> [RECORDS PROVIDED]:
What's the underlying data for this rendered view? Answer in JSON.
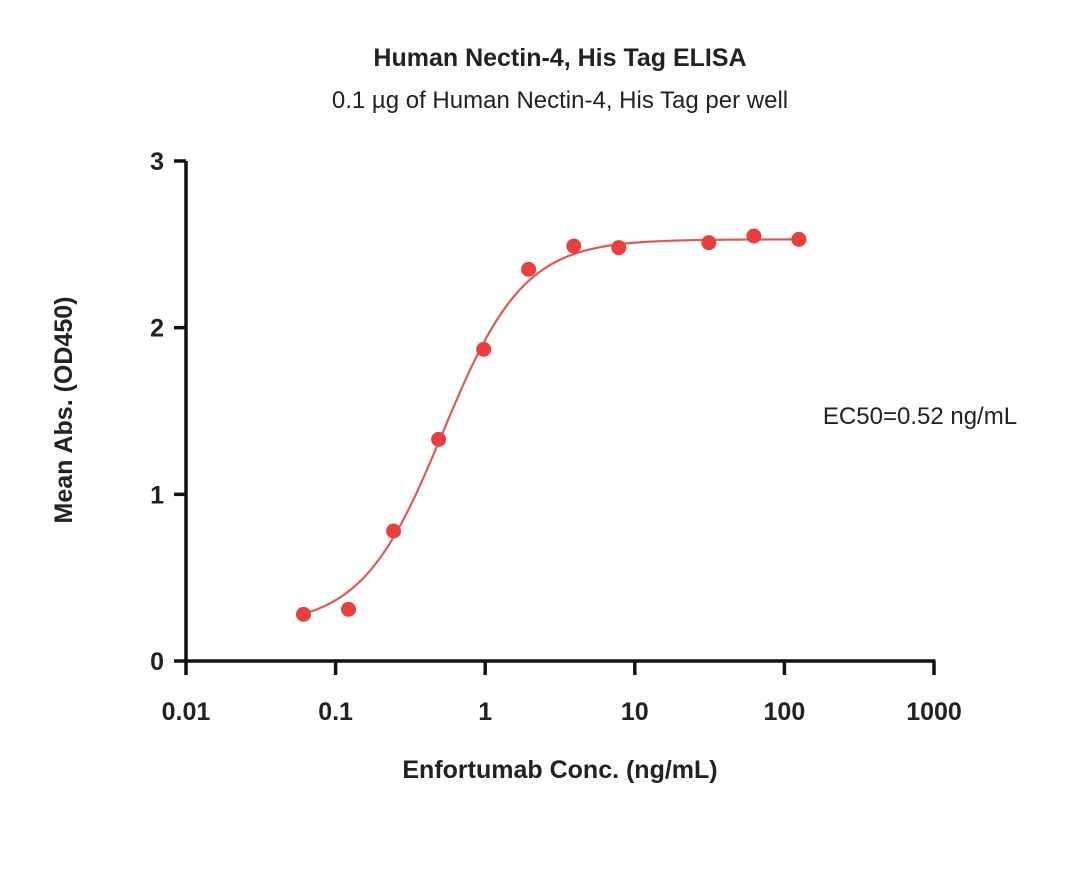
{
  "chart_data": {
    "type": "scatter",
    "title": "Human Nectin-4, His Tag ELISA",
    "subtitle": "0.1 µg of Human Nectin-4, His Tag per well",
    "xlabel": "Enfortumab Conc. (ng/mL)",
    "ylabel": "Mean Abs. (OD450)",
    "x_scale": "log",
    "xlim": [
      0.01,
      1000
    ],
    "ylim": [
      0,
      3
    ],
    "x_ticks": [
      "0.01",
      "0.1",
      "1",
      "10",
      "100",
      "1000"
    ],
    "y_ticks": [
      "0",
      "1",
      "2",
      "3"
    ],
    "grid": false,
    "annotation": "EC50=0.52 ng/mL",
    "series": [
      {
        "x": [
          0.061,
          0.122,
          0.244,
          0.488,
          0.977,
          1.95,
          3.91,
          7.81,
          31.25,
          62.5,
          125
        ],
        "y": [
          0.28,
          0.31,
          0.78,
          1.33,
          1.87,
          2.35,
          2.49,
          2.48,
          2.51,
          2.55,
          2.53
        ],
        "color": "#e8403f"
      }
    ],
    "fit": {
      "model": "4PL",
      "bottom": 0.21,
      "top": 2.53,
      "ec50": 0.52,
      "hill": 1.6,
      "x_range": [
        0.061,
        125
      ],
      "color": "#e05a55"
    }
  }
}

> [GOAL OF THE EXERCISE]:
Copy all of the entries verbatim, leaving out any pictures they contain.

> [COMPLETE ANSWER]:
What's the underlying data for this rendered view? Answer in JSON.
{
  "chart_data": {
    "type": "scatter",
    "title": "Human Nectin-4, His Tag ELISA",
    "subtitle": "0.1 µg of Human Nectin-4, His Tag per well",
    "xlabel": "Enfortumab Conc. (ng/mL)",
    "ylabel": "Mean Abs. (OD450)",
    "x_scale": "log",
    "xlim": [
      0.01,
      1000
    ],
    "ylim": [
      0,
      3
    ],
    "x_ticks": [
      "0.01",
      "0.1",
      "1",
      "10",
      "100",
      "1000"
    ],
    "y_ticks": [
      "0",
      "1",
      "2",
      "3"
    ],
    "grid": false,
    "annotation": "EC50=0.52 ng/mL",
    "series": [
      {
        "x": [
          0.061,
          0.122,
          0.244,
          0.488,
          0.977,
          1.95,
          3.91,
          7.81,
          31.25,
          62.5,
          125
        ],
        "y": [
          0.28,
          0.31,
          0.78,
          1.33,
          1.87,
          2.35,
          2.49,
          2.48,
          2.51,
          2.55,
          2.53
        ],
        "color": "#e8403f"
      }
    ],
    "fit": {
      "model": "4PL",
      "bottom": 0.21,
      "top": 2.53,
      "ec50": 0.52,
      "hill": 1.6,
      "x_range": [
        0.061,
        125
      ],
      "color": "#e05a55"
    }
  }
}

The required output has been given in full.